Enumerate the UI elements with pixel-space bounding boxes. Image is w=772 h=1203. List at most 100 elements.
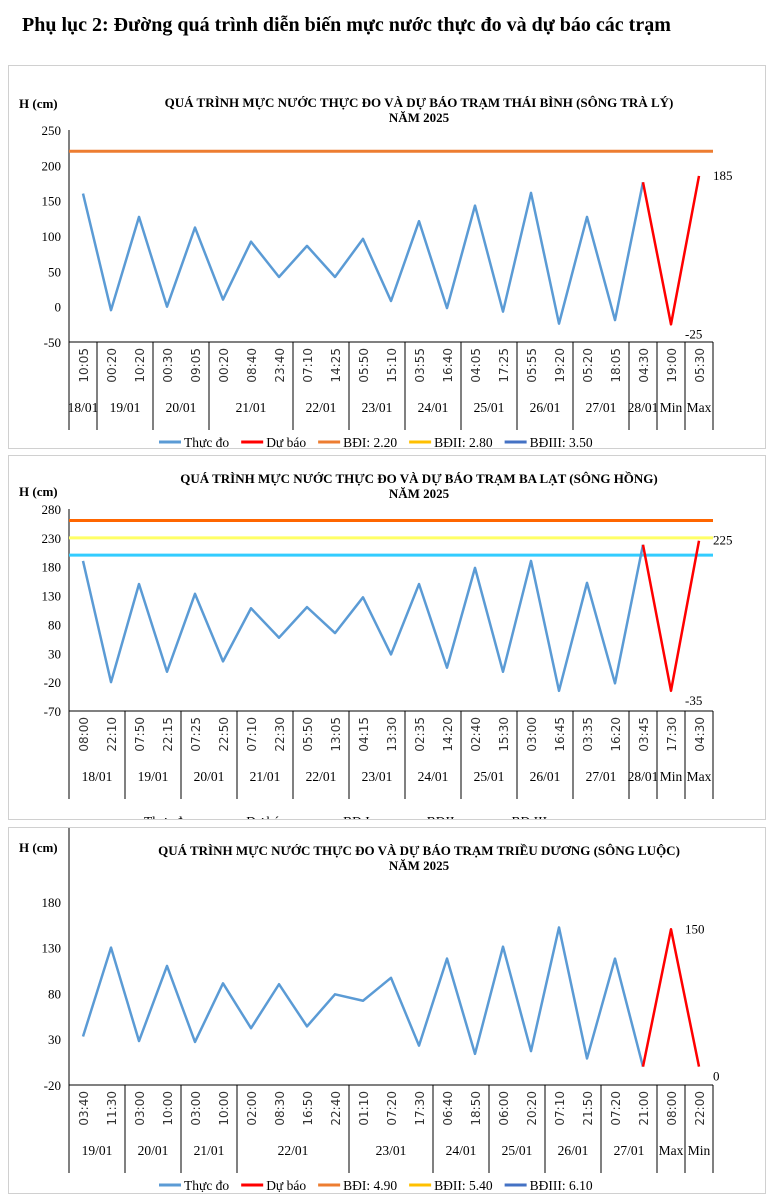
x-tick-label: 05:50 xyxy=(357,348,371,383)
x-group-label: 23/01 xyxy=(362,400,393,415)
x-tick-label: 15:30 xyxy=(497,717,511,752)
y-tick-label: 130 xyxy=(42,941,62,956)
x-group-label: 26/01 xyxy=(530,400,561,415)
x-tick-label: 00:20 xyxy=(217,348,231,383)
x-tick-label: 09:05 xyxy=(189,348,203,383)
x-tick-label: 01:10 xyxy=(357,1091,371,1126)
y-tick-label: 80 xyxy=(48,986,61,1001)
x-tick-label: 22:50 xyxy=(217,717,231,752)
x-group-label: 27/01 xyxy=(586,769,617,784)
chart-subtitle: NĂM 2025 xyxy=(389,858,450,873)
y-tick-label: 50 xyxy=(48,264,61,279)
chart-subtitle: NĂM 2025 xyxy=(389,110,450,125)
legend-label: Thực đo xyxy=(184,435,229,448)
legend-label: Thực đo xyxy=(144,814,189,819)
legend-label: Dự báo xyxy=(246,814,286,819)
x-group-label: Min xyxy=(660,400,683,415)
x-group-label: 18/01 xyxy=(82,769,113,784)
x-tick-label: 10:20 xyxy=(133,348,147,383)
y-tick-label: -20 xyxy=(44,675,61,690)
x-tick-label: 07:25 xyxy=(189,717,203,752)
x-tick-label: 00:30 xyxy=(161,348,175,383)
x-tick-label: 07:20 xyxy=(385,1091,399,1126)
x-tick-label: 07:10 xyxy=(245,717,259,752)
x-tick-label: 08:00 xyxy=(77,717,91,752)
chart-trieu-duong: QUÁ TRÌNH MỰC NƯỚC THỰC ĐO VÀ DỰ BÁO TRẠ… xyxy=(8,827,766,1194)
forecast-line xyxy=(641,540,701,693)
x-tick-label: 04:30 xyxy=(693,717,707,752)
chart-title: QUÁ TRÌNH MỰC NƯỚC THỰC ĐO VÀ DỰ BÁO TRẠ… xyxy=(180,471,658,486)
x-tick-label: 07:10 xyxy=(301,348,315,383)
y-tick-label: 200 xyxy=(42,158,62,173)
x-group-label: 19/01 xyxy=(110,400,141,415)
data-label: 150 xyxy=(685,921,705,936)
x-tick-label: 10:00 xyxy=(217,1091,231,1126)
x-group-label: 25/01 xyxy=(502,1143,533,1158)
y-axis-title: H (cm) xyxy=(19,96,58,111)
x-tick-label: 16:45 xyxy=(553,717,567,752)
x-tick-label: 16:50 xyxy=(301,1091,315,1126)
x-tick-label: 05:55 xyxy=(525,348,539,383)
y-tick-label: 150 xyxy=(42,194,62,209)
x-group-label: 28/01 xyxy=(628,769,659,784)
legend-label: BĐ I xyxy=(343,814,370,819)
x-tick-label: 00:20 xyxy=(105,348,119,383)
x-tick-label: 03:45 xyxy=(637,717,651,752)
x-tick-label: 17:30 xyxy=(413,1091,427,1126)
legend-label: Dự báo xyxy=(266,1178,306,1193)
x-group-label: 22/01 xyxy=(306,400,337,415)
y-tick-label: -20 xyxy=(44,1078,61,1093)
data-label: 0 xyxy=(713,1069,720,1084)
x-group-label: 22/01 xyxy=(278,1143,309,1158)
legend-label: BĐII xyxy=(427,814,455,819)
y-tick-label: 180 xyxy=(42,895,62,910)
x-group-label: 21/01 xyxy=(250,769,281,784)
x-tick-label: 21:50 xyxy=(581,1091,595,1126)
chart-ba-lat: QUÁ TRÌNH MỰC NƯỚC THỰC ĐO VÀ DỰ BÁO TRẠ… xyxy=(8,455,766,820)
x-group-label: Min xyxy=(660,769,683,784)
y-tick-label: 230 xyxy=(42,531,62,546)
x-tick-label: 16:40 xyxy=(441,348,455,383)
x-tick-label: 22:30 xyxy=(273,717,287,752)
x-group-label: 19/01 xyxy=(138,769,169,784)
legend-label: BĐII: 2.80 xyxy=(434,435,493,448)
x-group-label: 27/01 xyxy=(586,400,617,415)
chart-subtitle: NĂM 2025 xyxy=(389,486,450,501)
x-tick-label: 07:20 xyxy=(609,1091,623,1126)
x-tick-label: 18:05 xyxy=(609,348,623,383)
y-axis-title: H (cm) xyxy=(19,840,58,855)
x-tick-label: 02:40 xyxy=(469,717,483,752)
page-title: Phụ lục 2: Đường quá trình diễn biến mực… xyxy=(22,14,671,36)
x-tick-label: 08:30 xyxy=(273,1091,287,1126)
x-tick-label: 04:05 xyxy=(469,348,483,383)
legend-label: Dự báo xyxy=(266,435,306,448)
x-tick-label: 14:20 xyxy=(441,717,455,752)
legend-label: Thực đo xyxy=(184,1178,229,1193)
legend-label: BĐI: 2.20 xyxy=(343,435,397,448)
x-tick-label: 19:00 xyxy=(665,348,679,383)
x-group-label: 28/01 xyxy=(628,400,659,415)
data-label: -35 xyxy=(685,693,702,708)
observed-line xyxy=(81,544,645,693)
x-tick-label: 04:30 xyxy=(637,348,651,383)
legend-label: BĐIII: 3.50 xyxy=(530,435,593,448)
x-tick-label: 10:00 xyxy=(161,1091,175,1126)
y-tick-label: 280 xyxy=(42,502,62,517)
x-tick-label: 23:40 xyxy=(273,348,287,383)
x-group-label: 26/01 xyxy=(530,769,561,784)
x-group-label: 20/01 xyxy=(138,1143,169,1158)
y-tick-label: 80 xyxy=(48,617,61,632)
x-group-label: 23/01 xyxy=(362,769,393,784)
y-tick-label: 180 xyxy=(42,560,62,575)
observed-line xyxy=(81,182,645,325)
x-tick-label: 16:20 xyxy=(609,717,623,752)
x-group-label: 19/01 xyxy=(82,1143,113,1158)
x-tick-label: 02:35 xyxy=(413,717,427,752)
legend-label: BĐI: 4.90 xyxy=(343,1178,397,1193)
x-group-label: 25/01 xyxy=(474,769,505,784)
x-group-label: 22/01 xyxy=(306,769,337,784)
y-tick-label: 130 xyxy=(42,589,62,604)
legend-label: BĐ III xyxy=(512,814,548,819)
x-group-label: Max xyxy=(659,1143,684,1158)
x-tick-label: 22:10 xyxy=(105,717,119,752)
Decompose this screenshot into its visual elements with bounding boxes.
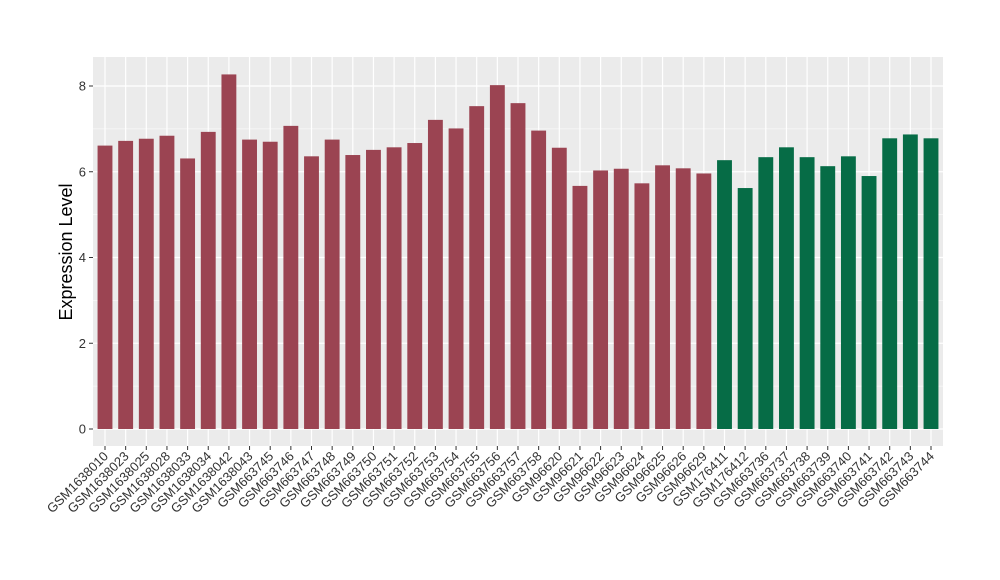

****

• **PROBLEM**: Rewrite the items above, replacing every occurrence of "legend-label" with "legend-entry" and leaving all other text unchanged. Omit the pictures from your answer.

• **RESULT OF THE EXERCISE**:
Enumerate the UI elements with pixel-space bounding boxes. Image is w=772 h=1203. List at most 100 elements.
x-tick-label: 05:50 xyxy=(357,348,371,383)
x-group-label: 23/01 xyxy=(362,400,393,415)
x-tick-label: 15:30 xyxy=(497,717,511,752)
y-tick-label: 130 xyxy=(42,941,62,956)
x-group-label: 26/01 xyxy=(530,400,561,415)
x-tick-label: 00:20 xyxy=(217,348,231,383)
x-tick-label: 09:05 xyxy=(189,348,203,383)
x-tick-label: 01:10 xyxy=(357,1091,371,1126)
y-tick-label: 80 xyxy=(48,986,61,1001)
x-tick-label: 22:50 xyxy=(217,717,231,752)
x-group-label: 27/01 xyxy=(586,769,617,784)
chart-subtitle: NĂM 2025 xyxy=(389,858,450,873)
y-tick-label: 50 xyxy=(48,264,61,279)
chart-subtitle: NĂM 2025 xyxy=(389,110,450,125)
legend-entry: Thực đo xyxy=(184,435,229,448)
legend-entry: Thực đo xyxy=(144,814,189,819)
legend-entry: Dự báo xyxy=(246,814,286,819)
x-group-label: Min xyxy=(660,400,683,415)
x-group-label: 18/01 xyxy=(82,769,113,784)
x-tick-label: 10:20 xyxy=(133,348,147,383)
y-tick-label: -20 xyxy=(44,675,61,690)
x-tick-label: 07:25 xyxy=(189,717,203,752)
x-tick-label: 00:30 xyxy=(161,348,175,383)
x-tick-label: 07:20 xyxy=(385,1091,399,1126)
x-tick-label: 07:10 xyxy=(245,717,259,752)
x-tick-label: 08:00 xyxy=(77,717,91,752)
chart-trieu-duong: QUÁ TRÌNH MỰC NƯỚC THỰC ĐO VÀ DỰ BÁO TRẠ… xyxy=(8,827,766,1194)
forecast-line xyxy=(641,540,701,693)
x-tick-label: 04:30 xyxy=(693,717,707,752)
chart-title: QUÁ TRÌNH MỰC NƯỚC THỰC ĐO VÀ DỰ BÁO TRẠ… xyxy=(180,471,658,486)
x-tick-label: 07:10 xyxy=(301,348,315,383)
y-tick-label: 200 xyxy=(42,158,62,173)
x-group-label: 19/01 xyxy=(110,400,141,415)
data-label: 150 xyxy=(685,921,705,936)
x-tick-label: 10:00 xyxy=(217,1091,231,1126)
x-group-label: 25/01 xyxy=(502,1143,533,1158)
y-axis-title: H (cm) xyxy=(19,96,58,111)
x-tick-label: 16:45 xyxy=(553,717,567,752)
x-tick-label: 16:50 xyxy=(301,1091,315,1126)
x-tick-label: 05:55 xyxy=(525,348,539,383)
y-tick-label: 150 xyxy=(42,194,62,209)
x-group-label: 28/01 xyxy=(628,769,659,784)
legend-entry: BĐ I xyxy=(343,814,370,819)
x-tick-label: 00:20 xyxy=(105,348,119,383)
x-tick-label: 03:45 xyxy=(637,717,651,752)
x-tick-label: 17:30 xyxy=(413,1091,427,1126)
legend-entry: Dự báo xyxy=(266,1178,306,1193)
x-group-label: 22/01 xyxy=(306,400,337,415)
y-tick-label: -20 xyxy=(44,1078,61,1093)
data-label: 0 xyxy=(713,1069,720,1084)
x-group-label: 22/01 xyxy=(278,1143,309,1158)
legend-entry: BĐII xyxy=(427,814,455,819)
y-tick-label: 180 xyxy=(42,895,62,910)
x-group-label: 21/01 xyxy=(250,769,281,784)
x-tick-label: 21:50 xyxy=(581,1091,595,1126)
chart-ba-lat: QUÁ TRÌNH MỰC NƯỚC THỰC ĐO VÀ DỰ BÁO TRẠ… xyxy=(8,455,766,820)
x-group-label: Min xyxy=(660,769,683,784)
y-tick-label: 230 xyxy=(42,531,62,546)
x-tick-label: 16:40 xyxy=(441,348,455,383)
x-tick-label: 22:30 xyxy=(273,717,287,752)
x-group-label: 19/01 xyxy=(138,769,169,784)
legend-entry: BĐII: 2.80 xyxy=(434,435,493,448)
x-group-label: 27/01 xyxy=(586,400,617,415)
chart-subtitle: NĂM 2025 xyxy=(389,486,450,501)
x-tick-label: 07:20 xyxy=(609,1091,623,1126)
x-tick-label: 18:05 xyxy=(609,348,623,383)
y-axis-title: H (cm) xyxy=(19,840,58,855)
x-tick-label: 02:40 xyxy=(469,717,483,752)
page-title: Phụ lục 2: Đường quá trình diễn biến mực… xyxy=(22,14,671,36)
x-tick-label: 08:30 xyxy=(273,1091,287,1126)
x-tick-label: 04:05 xyxy=(469,348,483,383)
legend-entry: Dự báo xyxy=(266,435,306,448)
x-tick-label: 14:20 xyxy=(441,717,455,752)
legend-entry: Thực đo xyxy=(184,1178,229,1193)
legend-entry: BĐI: 2.20 xyxy=(343,435,397,448)
x-tick-label: 19:00 xyxy=(665,348,679,383)
x-group-label: 28/01 xyxy=(628,400,659,415)
data-label: -35 xyxy=(685,693,702,708)
observed-line xyxy=(81,544,645,693)
x-tick-label: 04:30 xyxy=(637,348,651,383)
legend-entry: BĐIII: 3.50 xyxy=(530,435,593,448)
x-tick-label: 10:00 xyxy=(161,1091,175,1126)
y-tick-label: 280 xyxy=(42,502,62,517)
x-tick-label: 23:40 xyxy=(273,348,287,383)
x-group-label: 26/01 xyxy=(530,769,561,784)
x-group-label: 20/01 xyxy=(138,1143,169,1158)
y-tick-label: 80 xyxy=(48,617,61,632)
x-group-label: 23/01 xyxy=(362,769,393,784)
y-tick-label: 180 xyxy=(42,560,62,575)
observed-line xyxy=(81,182,645,325)
x-tick-label: 16:20 xyxy=(609,717,623,752)
x-group-label: 19/01 xyxy=(82,1143,113,1158)
x-tick-label: 02:35 xyxy=(413,717,427,752)
legend-entry: BĐI: 4.90 xyxy=(343,1178,397,1193)
x-group-label: 25/01 xyxy=(474,769,505,784)
x-group-label: 22/01 xyxy=(306,769,337,784)
y-tick-label: 130 xyxy=(42,589,62,604)
legend-entry: BĐ III xyxy=(512,814,548,819)
x-group-label: Max xyxy=(659,1143,684,1158)
x-tick-label: 22:10 xyxy=(105,717,119,752)
Decompose this screenshot into its visual elements with bounding boxes.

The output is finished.